GOAL: Write the records below out again exactly as given, with no images.

DATA FOR THE TASK:
--- START ---

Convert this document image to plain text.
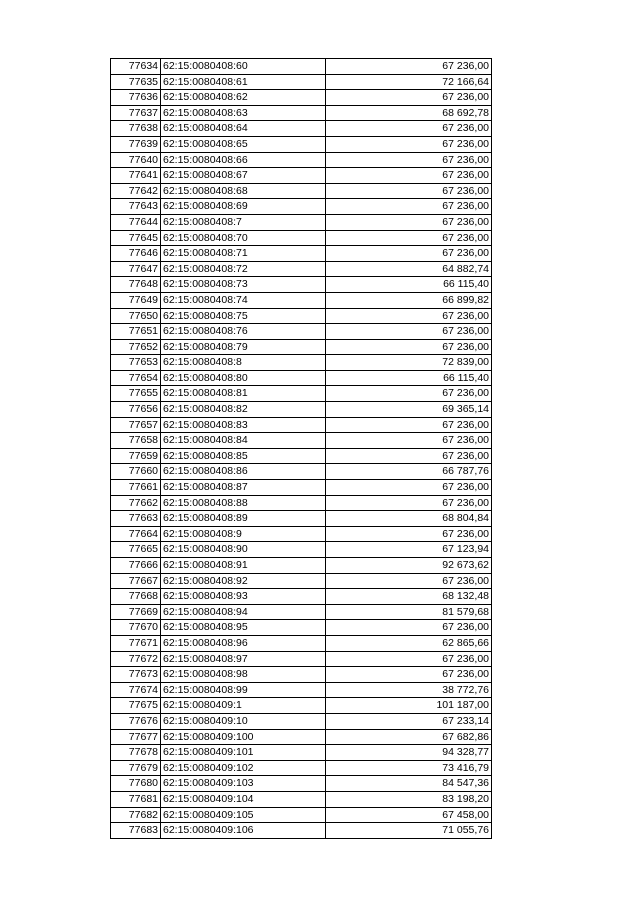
77634	62:15:0080408:60	67 236,00
77635	62:15:0080408:61	72 166,64
77636	62:15:0080408:62	67 236,00
77637	62:15:0080408:63	68 692,78
77638	62:15:0080408:64	67 236,00
77639	62:15:0080408:65	67 236,00
77640	62:15:0080408:66	67 236,00
77641	62:15:0080408:67	67 236,00
77642	62:15:0080408:68	67 236,00
77643	62:15:0080408:69	67 236,00
77644	62:15:0080408:7	67 236,00
77645	62:15:0080408:70	67 236,00
77646	62:15:0080408:71	67 236,00
77647	62:15:0080408:72	64 882,74
77648	62:15:0080408:73	66 115,40
77649	62:15:0080408:74	66 899,82
77650	62:15:0080408:75	67 236,00
77651	62:15:0080408:76	67 236,00
77652	62:15:0080408:79	67 236,00
77653	62:15:0080408:8	72 839,00
77654	62:15:0080408:80	66 115,40
77655	62:15:0080408:81	67 236,00
77656	62:15:0080408:82	69 365,14
77657	62:15:0080408:83	67 236,00
77658	62:15:0080408:84	67 236,00
77659	62:15:0080408:85	67 236,00
77660	62:15:0080408:86	66 787,76
77661	62:15:0080408:87	67 236,00
77662	62:15:0080408:88	67 236,00
77663	62:15:0080408:89	68 804,84
77664	62:15:0080408:9	67 236,00
77665	62:15:0080408:90	67 123,94
77666	62:15:0080408:91	92 673,62
77667	62:15:0080408:92	67 236,00
77668	62:15:0080408:93	68 132,48
77669	62:15:0080408:94	81 579,68
77670	62:15:0080408:95	67 236,00
77671	62:15:0080408:96	62 865,66
77672	62:15:0080408:97	67 236,00
77673	62:15:0080408:98	67 236,00
77674	62:15:0080408:99	38 772,76
77675	62:15:0080409:1	101 187,00
77676	62:15:0080409:10	67 233,14
77677	62:15:0080409:100	67 682,86
77678	62:15:0080409:101	94 328,77
77679	62:15:0080409:102	73 416,79
77680	62:15:0080409:103	84 547,36
77681	62:15:0080409:104	83 198,20
77682	62:15:0080409:105	67 458,00
77683	62:15:0080409:106	71 055,76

--- END ---

WORKED SOLUTION:
Convert this document image to plain text.
77634	62:15:0080408:60	67 236,00
77635	62:15:0080408:61	72 166,64
77636	62:15:0080408:62	67 236,00
77637	62:15:0080408:63	68 692,78
77638	62:15:0080408:64	67 236,00
77639	62:15:0080408:65	67 236,00
77640	62:15:0080408:66	67 236,00
77641	62:15:0080408:67	67 236,00
77642	62:15:0080408:68	67 236,00
77643	62:15:0080408:69	67 236,00
77644	62:15:0080408:7	67 236,00
77645	62:15:0080408:70	67 236,00
77646	62:15:0080408:71	67 236,00
77647	62:15:0080408:72	64 882,74
77648	62:15:0080408:73	66 115,40
77649	62:15:0080408:74	66 899,82
77650	62:15:0080408:75	67 236,00
77651	62:15:0080408:76	67 236,00
77652	62:15:0080408:79	67 236,00
77653	62:15:0080408:8	72 839,00
77654	62:15:0080408:80	66 115,40
77655	62:15:0080408:81	67 236,00
77656	62:15:0080408:82	69 365,14
77657	62:15:0080408:83	67 236,00
77658	62:15:0080408:84	67 236,00
77659	62:15:0080408:85	67 236,00
77660	62:15:0080408:86	66 787,76
77661	62:15:0080408:87	67 236,00
77662	62:15:0080408:88	67 236,00
77663	62:15:0080408:89	68 804,84
77664	62:15:0080408:9	67 236,00
77665	62:15:0080408:90	67 123,94
77666	62:15:0080408:91	92 673,62
77667	62:15:0080408:92	67 236,00
77668	62:15:0080408:93	68 132,48
77669	62:15:0080408:94	81 579,68
77670	62:15:0080408:95	67 236,00
77671	62:15:0080408:96	62 865,66
77672	62:15:0080408:97	67 236,00
77673	62:15:0080408:98	67 236,00
77674	62:15:0080408:99	38 772,76
77675	62:15:0080409:1	101 187,00
77676	62:15:0080409:10	67 233,14
77677	62:15:0080409:100	67 682,86
77678	62:15:0080409:101	94 328,77
77679	62:15:0080409:102	73 416,79
77680	62:15:0080409:103	84 547,36
77681	62:15:0080409:104	83 198,20
77682	62:15:0080409:105	67 458,00
77683	62:15:0080409:106	71 055,76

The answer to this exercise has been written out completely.